"""

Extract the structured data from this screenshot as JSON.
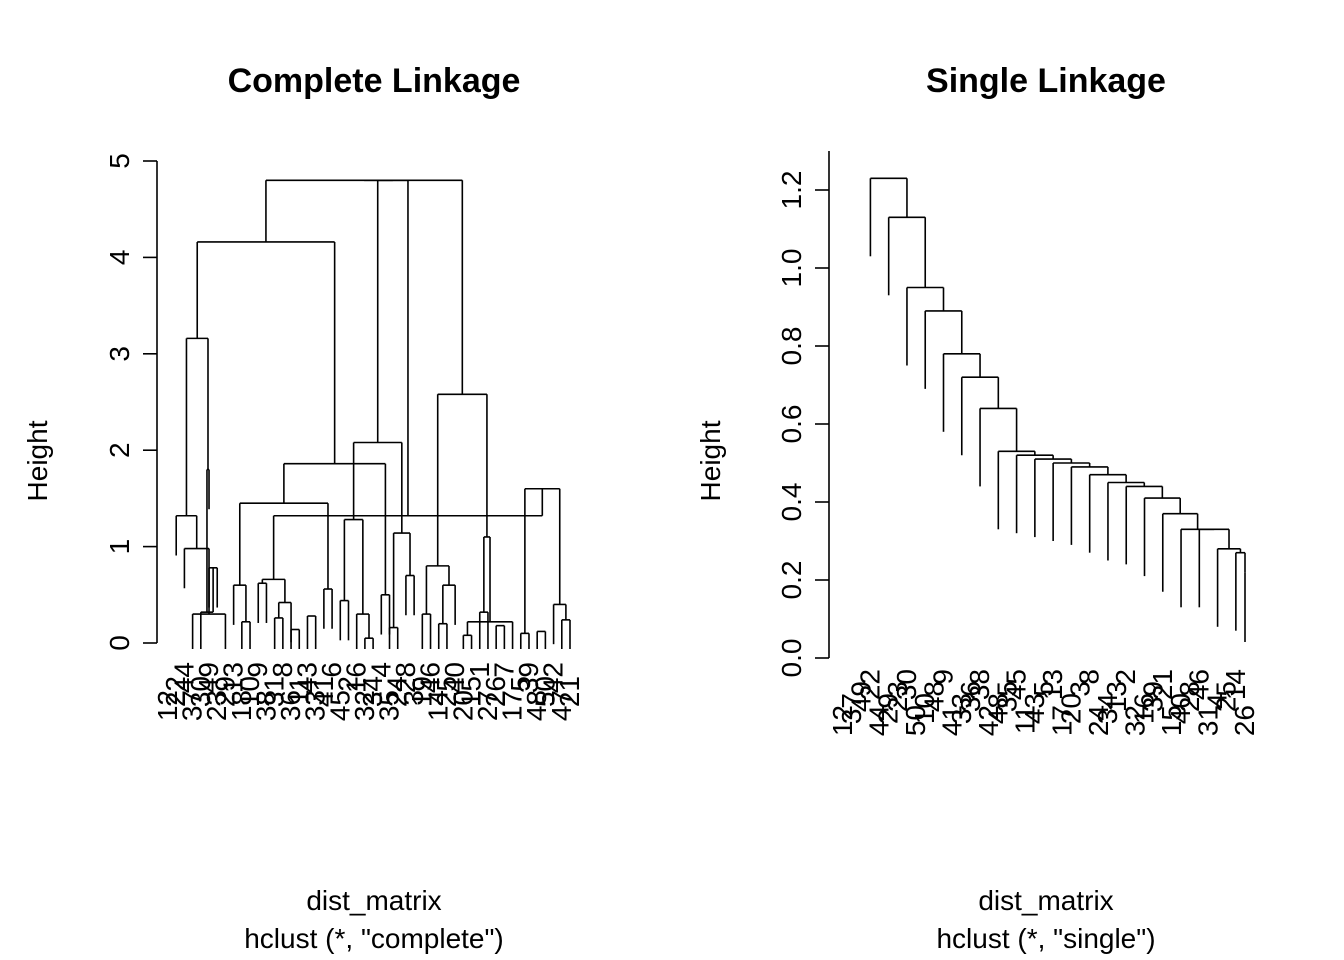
{
  "chart_data": [
    {
      "type": "dendrogram",
      "title": "Complete Linkage",
      "xlabel": "dist_matrix",
      "sublabel": "hclust (*, \"complete\")",
      "ylabel": "Height",
      "ylim": [
        0,
        5
      ],
      "yticks": [
        "0",
        "1",
        "2",
        "3",
        "4",
        "5"
      ],
      "leaves": [
        "12",
        "22",
        "44",
        "37",
        "30",
        "49",
        "23",
        "29",
        "13",
        "18",
        "10",
        "9",
        "38",
        "31",
        "8",
        "36",
        "11",
        "43",
        "33",
        "41",
        "6",
        "45",
        "2",
        "16",
        "32",
        "34",
        "4",
        "35",
        "24",
        "28",
        "3",
        "19",
        "46",
        "14",
        "25",
        "40",
        "20",
        "15",
        "1",
        "27",
        "26",
        "7",
        "17",
        "5",
        "39",
        "48",
        "50",
        "42",
        "47",
        "21"
      ],
      "merges": [
        [
          -4,
          -8
        ],
        [
          -10,
          -11
        ],
        [
          -16,
          -17
        ],
        [
          -18,
          -19
        ],
        [
          -25,
          -26
        ],
        [
          -28,
          -29
        ],
        [
          -34,
          -35
        ],
        [
          -37,
          -38
        ],
        [
          -41,
          -42
        ],
        [
          -44,
          -45
        ],
        [
          -46,
          -47
        ],
        [
          -49,
          -50
        ],
        [
          -3,
          1
        ],
        [
          -6,
          -7
        ],
        [
          -5,
          14
        ],
        [
          -9,
          2
        ],
        [
          -12,
          -13
        ],
        [
          -14,
          -15
        ],
        [
          18,
          -16
        ],
        [
          -20,
          -21
        ],
        [
          -22,
          -23
        ],
        [
          -24,
          5
        ],
        [
          -27,
          -28
        ],
        [
          -30,
          -31
        ],
        [
          -32,
          -33
        ],
        [
          -36,
          7
        ],
        [
          -39,
          -40
        ],
        [
          -43,
          8
        ],
        [
          -48,
          12
        ],
        [
          -2,
          13
        ],
        [
          15,
          -6
        ],
        [
          16,
          20
        ],
        [
          17,
          19
        ],
        [
          21,
          22
        ],
        [
          24,
          6
        ],
        [
          25,
          26
        ],
        [
          27,
          28
        ],
        [
          29,
          10
        ],
        [
          30,
          31
        ],
        [
          32,
          23
        ],
        [
          33,
          38
        ],
        [
          34,
          35
        ],
        [
          36,
          37
        ],
        [
          39,
          40
        ],
        [
          41,
          42
        ],
        [
          43,
          44
        ],
        [
          45,
          46
        ],
        [
          47,
          48
        ],
        [
          49,
          30
        ],
        [
          50,
          47
        ]
      ],
      "heights": [
        0.3,
        0.22,
        0.14,
        0.28,
        0.05,
        0.16,
        0.2,
        0.08,
        0.18,
        0.1,
        0.12,
        0.24,
        0.98,
        0.78,
        0.32,
        0.6,
        0.62,
        0.26,
        0.42,
        0.56,
        0.44,
        0.3,
        0.5,
        0.7,
        0.3,
        0.6,
        0.32,
        0.22,
        0.4,
        1.32,
        1.8,
        1.45,
        0.66,
        1.28,
        1.14,
        0.8,
        1.1,
        1.6,
        3.16,
        1.86,
        1.32,
        2.08,
        2.58,
        4.16,
        4.8,
        4.8,
        4.8,
        4.8,
        4.8,
        4.8
      ]
    },
    {
      "type": "dendrogram",
      "title": "Single Linkage",
      "xlabel": "dist_matrix",
      "sublabel": "hclust (*, \"single\")",
      "ylabel": "Height",
      "ylim": [
        0,
        1.2
      ],
      "yticks": [
        "0.0",
        "0.2",
        "0.4",
        "0.6",
        "0.8",
        "1.0",
        "1.2"
      ],
      "leaves": [
        "12",
        "37",
        "49",
        "22",
        "44",
        "29",
        "23",
        "30",
        "50",
        "10",
        "48",
        "9",
        "41",
        "33",
        "36",
        "38",
        "42",
        "48",
        "35",
        "45",
        "11",
        "43",
        "5",
        "13",
        "17",
        "20",
        "3",
        "8",
        "24",
        "34",
        "13",
        "2",
        "32",
        "16",
        "39",
        "21",
        "15",
        "40",
        "28",
        "46",
        "31",
        "4",
        "25",
        "14",
        "26"
      ]
    }
  ]
}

"""

[Instruction] Copy all the data exactly as written, but skip any picture.

[Written answer]
Extract the structured data from this screenshot as JSON.
{
  "chart_data": [
    {
      "type": "dendrogram",
      "title": "Complete Linkage",
      "xlabel": "dist_matrix",
      "sublabel": "hclust (*, \"complete\")",
      "ylabel": "Height",
      "ylim": [
        0,
        5
      ],
      "yticks": [
        "0",
        "1",
        "2",
        "3",
        "4",
        "5"
      ],
      "leaves": [
        "12",
        "22",
        "44",
        "37",
        "30",
        "49",
        "23",
        "29",
        "13",
        "18",
        "10",
        "9",
        "38",
        "31",
        "8",
        "36",
        "11",
        "43",
        "33",
        "41",
        "6",
        "45",
        "2",
        "16",
        "32",
        "34",
        "4",
        "35",
        "24",
        "28",
        "3",
        "19",
        "46",
        "14",
        "25",
        "40",
        "20",
        "15",
        "1",
        "27",
        "26",
        "7",
        "17",
        "5",
        "39",
        "48",
        "50",
        "42",
        "47",
        "21"
      ],
      "merges": [
        [
          -4,
          -8
        ],
        [
          -10,
          -11
        ],
        [
          -16,
          -17
        ],
        [
          -18,
          -19
        ],
        [
          -25,
          -26
        ],
        [
          -28,
          -29
        ],
        [
          -34,
          -35
        ],
        [
          -37,
          -38
        ],
        [
          -41,
          -42
        ],
        [
          -44,
          -45
        ],
        [
          -46,
          -47
        ],
        [
          -49,
          -50
        ],
        [
          -3,
          1
        ],
        [
          -6,
          -7
        ],
        [
          -5,
          14
        ],
        [
          -9,
          2
        ],
        [
          -12,
          -13
        ],
        [
          -14,
          -15
        ],
        [
          18,
          -16
        ],
        [
          -20,
          -21
        ],
        [
          -22,
          -23
        ],
        [
          -24,
          5
        ],
        [
          -27,
          -28
        ],
        [
          -30,
          -31
        ],
        [
          -32,
          -33
        ],
        [
          -36,
          7
        ],
        [
          -39,
          -40
        ],
        [
          -43,
          8
        ],
        [
          -48,
          12
        ],
        [
          -2,
          13
        ],
        [
          15,
          -6
        ],
        [
          16,
          20
        ],
        [
          17,
          19
        ],
        [
          21,
          22
        ],
        [
          24,
          6
        ],
        [
          25,
          26
        ],
        [
          27,
          28
        ],
        [
          29,
          10
        ],
        [
          30,
          31
        ],
        [
          32,
          23
        ],
        [
          33,
          38
        ],
        [
          34,
          35
        ],
        [
          36,
          37
        ],
        [
          39,
          40
        ],
        [
          41,
          42
        ],
        [
          43,
          44
        ],
        [
          45,
          46
        ],
        [
          47,
          48
        ],
        [
          49,
          30
        ],
        [
          50,
          47
        ]
      ],
      "heights": [
        0.3,
        0.22,
        0.14,
        0.28,
        0.05,
        0.16,
        0.2,
        0.08,
        0.18,
        0.1,
        0.12,
        0.24,
        0.98,
        0.78,
        0.32,
        0.6,
        0.62,
        0.26,
        0.42,
        0.56,
        0.44,
        0.3,
        0.5,
        0.7,
        0.3,
        0.6,
        0.32,
        0.22,
        0.4,
        1.32,
        1.8,
        1.45,
        0.66,
        1.28,
        1.14,
        0.8,
        1.1,
        1.6,
        3.16,
        1.86,
        1.32,
        2.08,
        2.58,
        4.16,
        4.8,
        4.8,
        4.8,
        4.8,
        4.8,
        4.8
      ]
    },
    {
      "type": "dendrogram",
      "title": "Single Linkage",
      "xlabel": "dist_matrix",
      "sublabel": "hclust (*, \"single\")",
      "ylabel": "Height",
      "ylim": [
        0,
        1.2
      ],
      "yticks": [
        "0.0",
        "0.2",
        "0.4",
        "0.6",
        "0.8",
        "1.0",
        "1.2"
      ],
      "leaves": [
        "12",
        "37",
        "49",
        "22",
        "44",
        "29",
        "23",
        "30",
        "50",
        "10",
        "48",
        "9",
        "41",
        "33",
        "36",
        "38",
        "42",
        "48",
        "35",
        "45",
        "11",
        "43",
        "5",
        "13",
        "17",
        "20",
        "3",
        "8",
        "24",
        "34",
        "13",
        "2",
        "32",
        "16",
        "39",
        "21",
        "15",
        "40",
        "28",
        "46",
        "31",
        "4",
        "25",
        "14",
        "26"
      ]
    }
  ]
}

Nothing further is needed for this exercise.